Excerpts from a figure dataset
<<<<

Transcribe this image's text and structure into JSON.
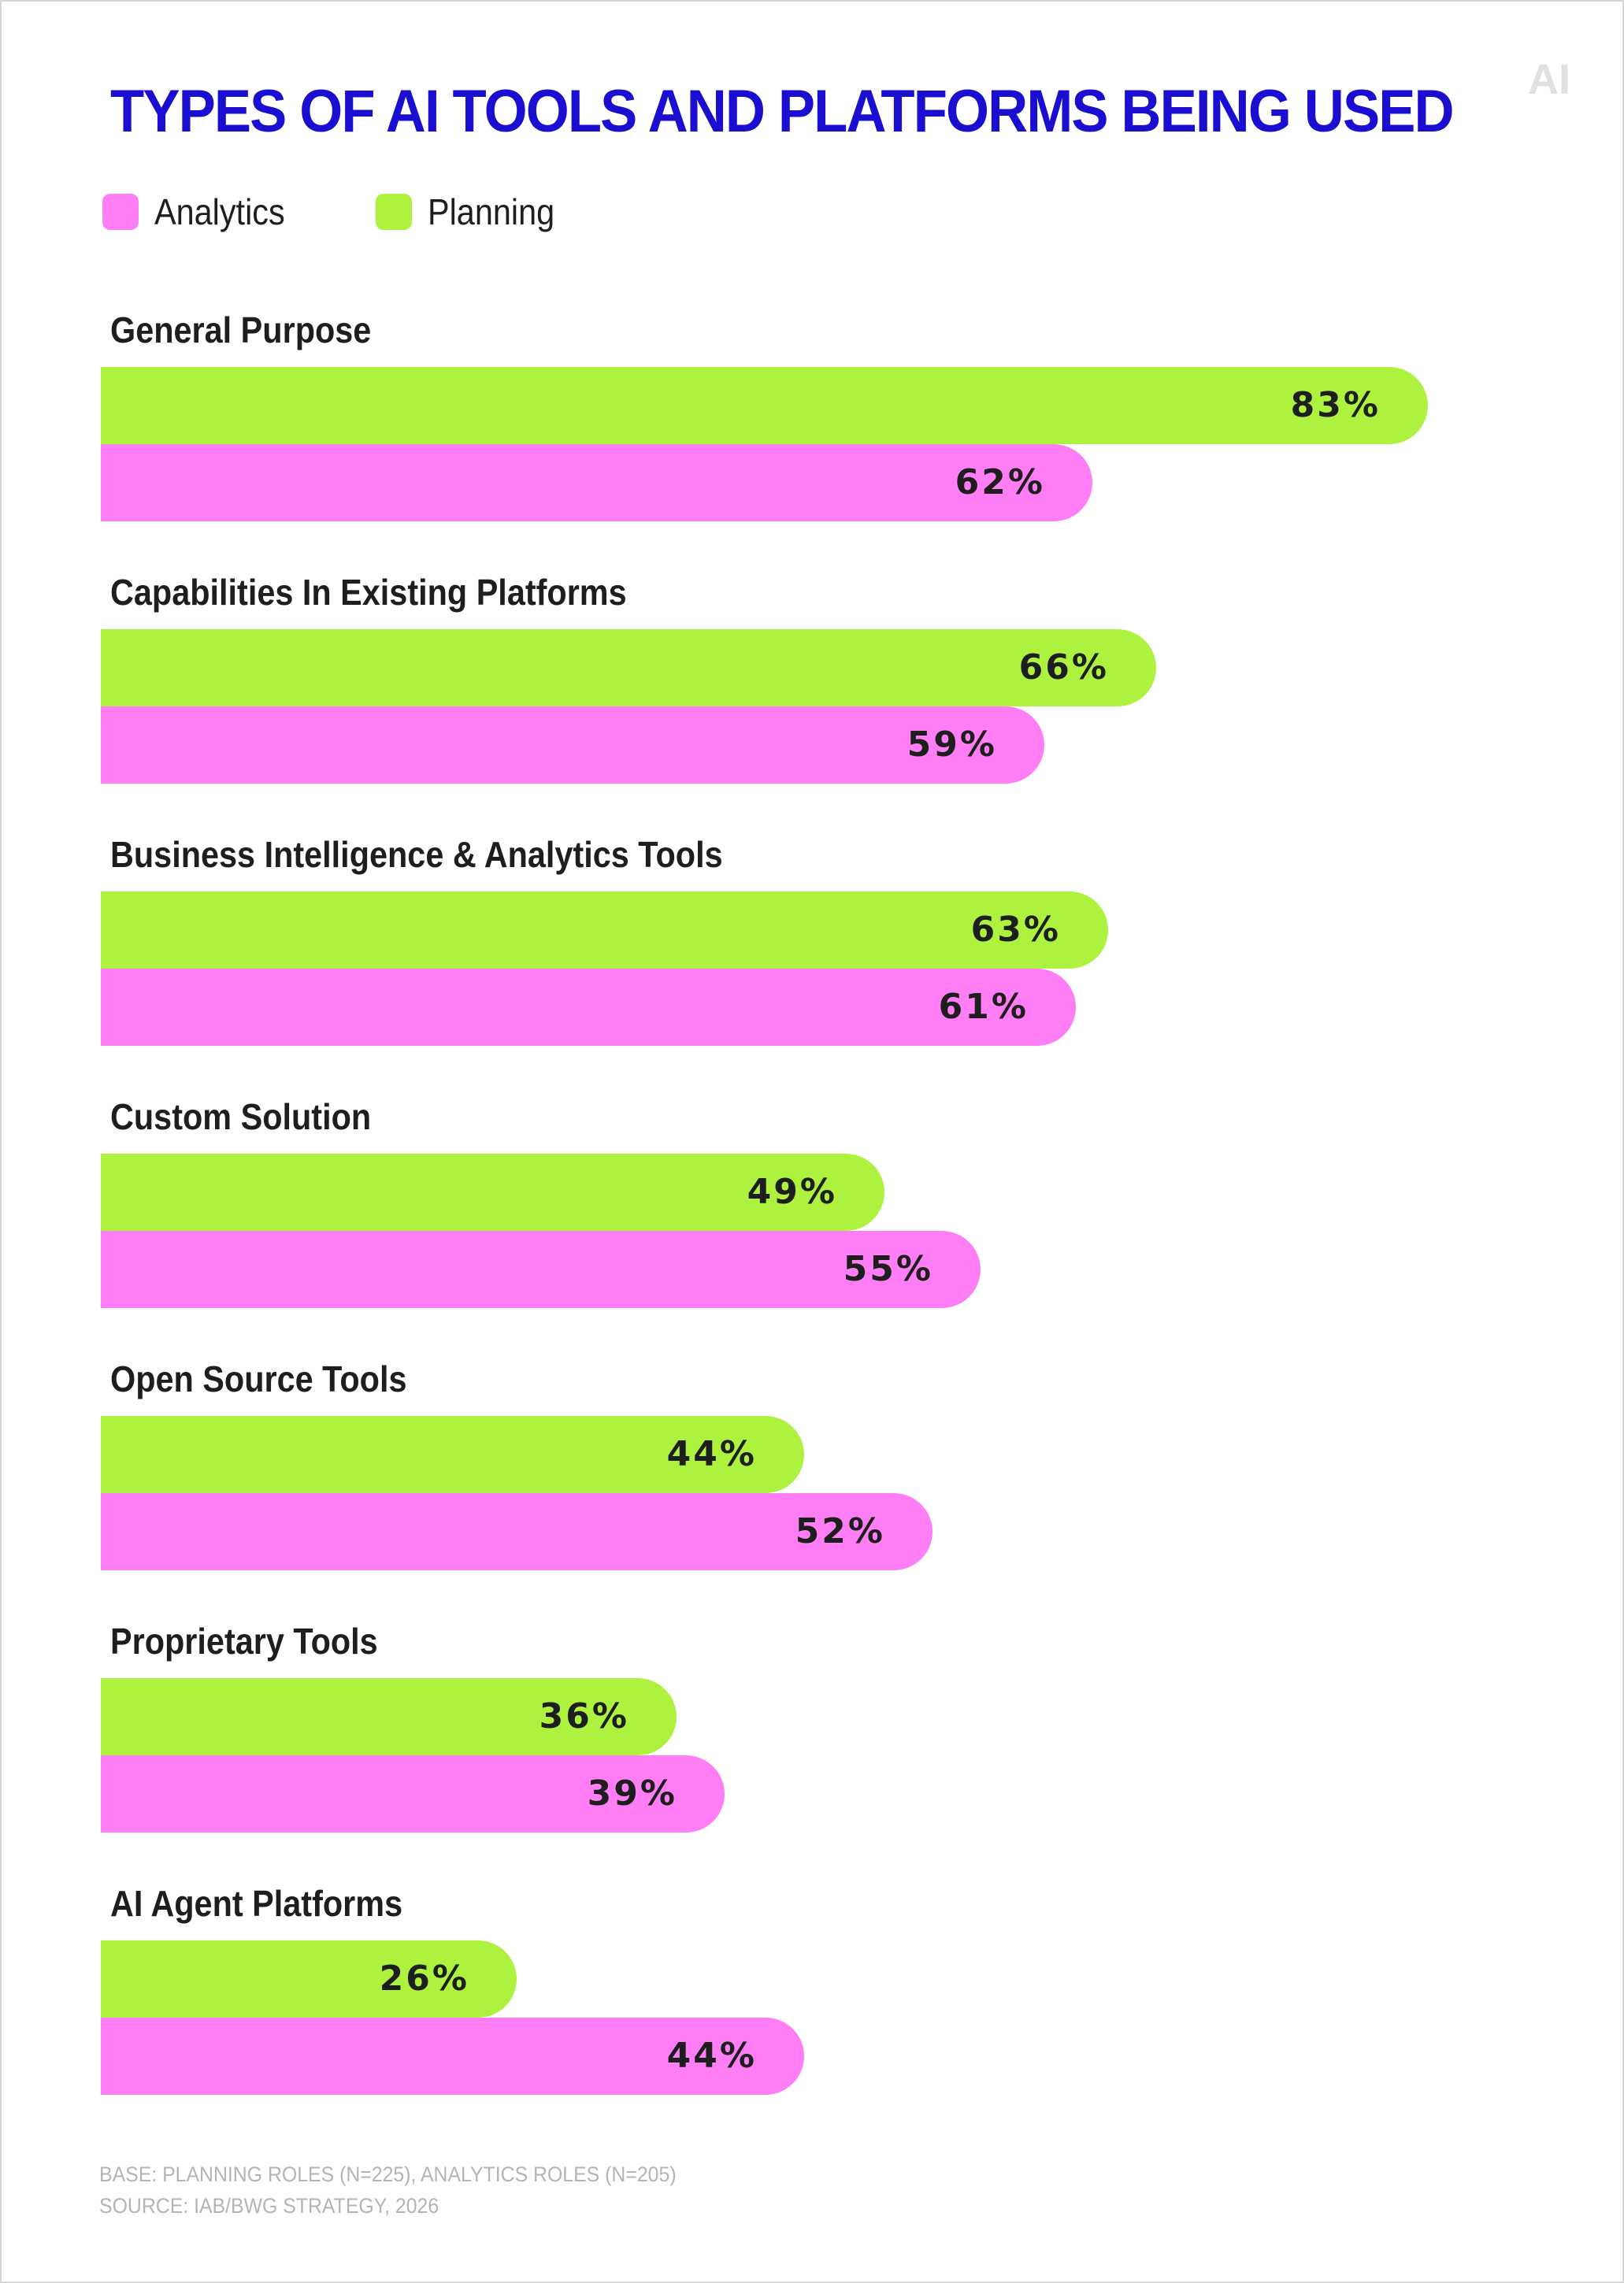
{
  "title": "TYPES OF AI TOOLS AND PLATFORMS BEING USED",
  "logo_text": "AI",
  "colors": {
    "title": "#1a0fd0",
    "analytics": "#ff7ef5",
    "planning": "#adf23e",
    "text": "#1e1e1e",
    "footnote": "#b4b4b4"
  },
  "legend": [
    {
      "label": "Analytics",
      "color": "#ff7ef5"
    },
    {
      "label": "Planning",
      "color": "#adf23e"
    }
  ],
  "chart_data": {
    "type": "bar",
    "orientation": "horizontal",
    "title": "TYPES OF AI TOOLS AND PLATFORMS BEING USED",
    "categories": [
      "General Purpose",
      "Capabilities In Existing Platforms",
      "Business Intelligence & Analytics Tools",
      "Custom Solution",
      "Open Source Tools",
      "Proprietary Tools",
      "AI Agent Platforms"
    ],
    "series": [
      {
        "name": "Planning",
        "color": "#adf23e",
        "values": [
          83,
          66,
          63,
          49,
          44,
          36,
          26
        ]
      },
      {
        "name": "Analytics",
        "color": "#ff7ef5",
        "values": [
          62,
          59,
          61,
          55,
          52,
          39,
          44
        ]
      }
    ],
    "value_format": "{v}%",
    "xlim": [
      0,
      100
    ],
    "grid": false,
    "legend_position": "top-left"
  },
  "footnotes": {
    "base": "BASE: PLANNING ROLES (N=225), ANALYTICS ROLES (N=205)",
    "source": "SOURCE: IAB/BWG STRATEGY, 2026"
  }
}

>>>>

* BRIEF
The records above must be printed exactly; the pictures stay out.

* EXERCISE RESULT
Transcribe this image's text and structure into JSON.
{
  "title": "TYPES OF AI TOOLS AND PLATFORMS BEING USED",
  "logo_text": "AI",
  "colors": {
    "title": "#1a0fd0",
    "analytics": "#ff7ef5",
    "planning": "#adf23e",
    "text": "#1e1e1e",
    "footnote": "#b4b4b4"
  },
  "legend": [
    {
      "label": "Analytics",
      "color": "#ff7ef5"
    },
    {
      "label": "Planning",
      "color": "#adf23e"
    }
  ],
  "chart_data": {
    "type": "bar",
    "orientation": "horizontal",
    "title": "TYPES OF AI TOOLS AND PLATFORMS BEING USED",
    "categories": [
      "General Purpose",
      "Capabilities In Existing Platforms",
      "Business Intelligence & Analytics Tools",
      "Custom Solution",
      "Open Source Tools",
      "Proprietary Tools",
      "AI Agent Platforms"
    ],
    "series": [
      {
        "name": "Planning",
        "color": "#adf23e",
        "values": [
          83,
          66,
          63,
          49,
          44,
          36,
          26
        ]
      },
      {
        "name": "Analytics",
        "color": "#ff7ef5",
        "values": [
          62,
          59,
          61,
          55,
          52,
          39,
          44
        ]
      }
    ],
    "value_format": "{v}%",
    "xlim": [
      0,
      100
    ],
    "grid": false,
    "legend_position": "top-left"
  },
  "footnotes": {
    "base": "BASE: PLANNING ROLES (N=225), ANALYTICS ROLES (N=205)",
    "source": "SOURCE: IAB/BWG STRATEGY, 2026"
  }
}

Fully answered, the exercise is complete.